**RECORD LIST**
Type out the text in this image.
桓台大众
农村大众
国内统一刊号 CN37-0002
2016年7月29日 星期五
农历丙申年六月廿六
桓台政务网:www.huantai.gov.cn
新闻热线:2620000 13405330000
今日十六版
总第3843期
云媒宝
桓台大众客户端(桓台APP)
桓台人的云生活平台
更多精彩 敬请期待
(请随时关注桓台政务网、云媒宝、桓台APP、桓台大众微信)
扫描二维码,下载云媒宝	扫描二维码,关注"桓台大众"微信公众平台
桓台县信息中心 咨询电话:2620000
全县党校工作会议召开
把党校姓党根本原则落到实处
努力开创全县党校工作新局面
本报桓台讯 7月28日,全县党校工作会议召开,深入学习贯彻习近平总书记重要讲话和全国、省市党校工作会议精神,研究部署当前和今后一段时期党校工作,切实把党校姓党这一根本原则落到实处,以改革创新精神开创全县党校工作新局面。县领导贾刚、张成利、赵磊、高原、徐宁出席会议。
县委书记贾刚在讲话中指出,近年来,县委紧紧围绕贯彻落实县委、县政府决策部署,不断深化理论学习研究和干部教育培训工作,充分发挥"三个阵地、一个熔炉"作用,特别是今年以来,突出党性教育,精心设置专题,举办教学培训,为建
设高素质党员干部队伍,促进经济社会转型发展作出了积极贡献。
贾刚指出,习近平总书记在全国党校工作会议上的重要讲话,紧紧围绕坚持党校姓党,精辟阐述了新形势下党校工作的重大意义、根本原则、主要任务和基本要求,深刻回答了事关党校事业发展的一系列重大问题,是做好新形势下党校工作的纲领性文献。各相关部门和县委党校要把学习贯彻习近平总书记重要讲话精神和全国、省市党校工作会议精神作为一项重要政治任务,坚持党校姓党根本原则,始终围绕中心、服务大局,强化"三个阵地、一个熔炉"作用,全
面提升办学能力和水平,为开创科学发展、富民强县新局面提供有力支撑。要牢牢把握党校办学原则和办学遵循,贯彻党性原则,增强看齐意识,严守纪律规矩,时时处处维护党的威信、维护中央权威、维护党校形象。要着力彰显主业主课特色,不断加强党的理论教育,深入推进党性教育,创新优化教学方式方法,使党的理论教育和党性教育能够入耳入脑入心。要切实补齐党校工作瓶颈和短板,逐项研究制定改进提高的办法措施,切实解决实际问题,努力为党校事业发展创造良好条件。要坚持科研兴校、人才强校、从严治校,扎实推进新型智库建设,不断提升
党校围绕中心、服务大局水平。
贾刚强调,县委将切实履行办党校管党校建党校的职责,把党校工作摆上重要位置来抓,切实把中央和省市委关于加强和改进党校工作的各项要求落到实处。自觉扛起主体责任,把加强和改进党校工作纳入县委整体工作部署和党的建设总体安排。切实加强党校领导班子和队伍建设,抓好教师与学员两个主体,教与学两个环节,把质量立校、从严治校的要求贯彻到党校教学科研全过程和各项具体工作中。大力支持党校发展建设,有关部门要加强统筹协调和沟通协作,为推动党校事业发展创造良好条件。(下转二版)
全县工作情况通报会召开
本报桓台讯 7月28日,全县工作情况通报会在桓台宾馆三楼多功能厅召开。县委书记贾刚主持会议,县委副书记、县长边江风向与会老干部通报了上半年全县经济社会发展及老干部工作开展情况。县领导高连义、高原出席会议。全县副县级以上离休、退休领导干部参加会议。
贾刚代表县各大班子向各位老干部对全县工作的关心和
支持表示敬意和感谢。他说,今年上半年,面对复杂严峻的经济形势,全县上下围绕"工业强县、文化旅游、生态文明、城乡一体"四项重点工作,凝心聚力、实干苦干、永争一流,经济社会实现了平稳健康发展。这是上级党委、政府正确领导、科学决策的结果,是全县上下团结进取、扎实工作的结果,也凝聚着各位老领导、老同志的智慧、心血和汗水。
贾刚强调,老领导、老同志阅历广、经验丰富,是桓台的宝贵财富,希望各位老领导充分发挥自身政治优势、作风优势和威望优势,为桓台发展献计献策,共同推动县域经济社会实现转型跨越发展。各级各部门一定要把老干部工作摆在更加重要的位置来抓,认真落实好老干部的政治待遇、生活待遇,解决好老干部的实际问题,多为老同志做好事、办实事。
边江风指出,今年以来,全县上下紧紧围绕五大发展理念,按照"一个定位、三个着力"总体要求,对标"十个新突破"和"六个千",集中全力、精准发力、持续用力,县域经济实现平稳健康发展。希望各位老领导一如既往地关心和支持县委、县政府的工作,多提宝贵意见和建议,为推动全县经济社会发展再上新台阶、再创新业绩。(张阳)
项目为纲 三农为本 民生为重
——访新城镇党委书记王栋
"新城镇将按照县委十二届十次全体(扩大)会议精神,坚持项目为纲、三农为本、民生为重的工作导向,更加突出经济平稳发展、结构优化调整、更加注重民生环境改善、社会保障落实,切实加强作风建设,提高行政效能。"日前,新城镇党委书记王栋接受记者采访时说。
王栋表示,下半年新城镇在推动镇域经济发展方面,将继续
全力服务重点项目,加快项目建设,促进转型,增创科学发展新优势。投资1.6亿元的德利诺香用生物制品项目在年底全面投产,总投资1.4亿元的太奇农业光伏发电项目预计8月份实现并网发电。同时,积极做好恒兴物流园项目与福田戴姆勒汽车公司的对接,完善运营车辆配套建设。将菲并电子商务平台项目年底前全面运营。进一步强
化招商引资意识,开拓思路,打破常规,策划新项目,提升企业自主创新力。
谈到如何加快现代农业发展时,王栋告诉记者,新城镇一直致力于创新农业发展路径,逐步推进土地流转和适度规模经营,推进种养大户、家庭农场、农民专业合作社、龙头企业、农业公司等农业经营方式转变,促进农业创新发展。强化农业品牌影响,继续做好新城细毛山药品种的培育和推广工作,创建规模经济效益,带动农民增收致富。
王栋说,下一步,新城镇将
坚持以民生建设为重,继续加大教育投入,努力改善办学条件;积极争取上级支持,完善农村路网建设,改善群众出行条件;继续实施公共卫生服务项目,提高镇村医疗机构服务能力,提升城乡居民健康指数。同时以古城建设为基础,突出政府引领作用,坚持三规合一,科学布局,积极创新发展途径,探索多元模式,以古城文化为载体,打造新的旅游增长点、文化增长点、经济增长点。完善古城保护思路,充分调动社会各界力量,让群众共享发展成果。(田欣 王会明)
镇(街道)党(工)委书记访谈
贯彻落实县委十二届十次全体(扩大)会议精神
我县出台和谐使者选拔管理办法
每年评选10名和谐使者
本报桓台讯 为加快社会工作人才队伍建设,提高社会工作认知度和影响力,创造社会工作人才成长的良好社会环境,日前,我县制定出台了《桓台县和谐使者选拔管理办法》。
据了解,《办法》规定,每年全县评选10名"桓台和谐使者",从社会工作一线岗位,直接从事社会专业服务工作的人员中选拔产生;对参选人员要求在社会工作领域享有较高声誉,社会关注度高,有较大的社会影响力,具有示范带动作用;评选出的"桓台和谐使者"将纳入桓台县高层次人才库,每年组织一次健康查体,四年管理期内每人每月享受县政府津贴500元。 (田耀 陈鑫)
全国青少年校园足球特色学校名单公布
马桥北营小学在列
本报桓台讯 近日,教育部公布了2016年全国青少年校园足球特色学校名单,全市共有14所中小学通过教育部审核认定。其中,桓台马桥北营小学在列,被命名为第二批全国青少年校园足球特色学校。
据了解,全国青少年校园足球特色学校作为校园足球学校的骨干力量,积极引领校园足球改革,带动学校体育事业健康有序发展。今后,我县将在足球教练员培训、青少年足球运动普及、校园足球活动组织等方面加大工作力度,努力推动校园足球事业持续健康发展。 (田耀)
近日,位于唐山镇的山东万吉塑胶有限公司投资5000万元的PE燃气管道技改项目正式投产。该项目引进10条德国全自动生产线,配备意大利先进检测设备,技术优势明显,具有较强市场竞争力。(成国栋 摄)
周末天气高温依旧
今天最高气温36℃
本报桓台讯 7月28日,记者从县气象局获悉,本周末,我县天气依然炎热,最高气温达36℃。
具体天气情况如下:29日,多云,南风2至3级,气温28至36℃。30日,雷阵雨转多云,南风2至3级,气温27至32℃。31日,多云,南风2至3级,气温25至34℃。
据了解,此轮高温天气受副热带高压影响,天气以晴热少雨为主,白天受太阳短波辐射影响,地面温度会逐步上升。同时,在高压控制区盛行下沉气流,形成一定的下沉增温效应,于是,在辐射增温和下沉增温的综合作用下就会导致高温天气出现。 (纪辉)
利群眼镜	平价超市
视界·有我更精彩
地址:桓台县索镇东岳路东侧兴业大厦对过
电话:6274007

**EXERCISE PROMPT**
Report how many lines of the data hold the string "三农为本"; give only the number.

**OUTPUT BELOW**
2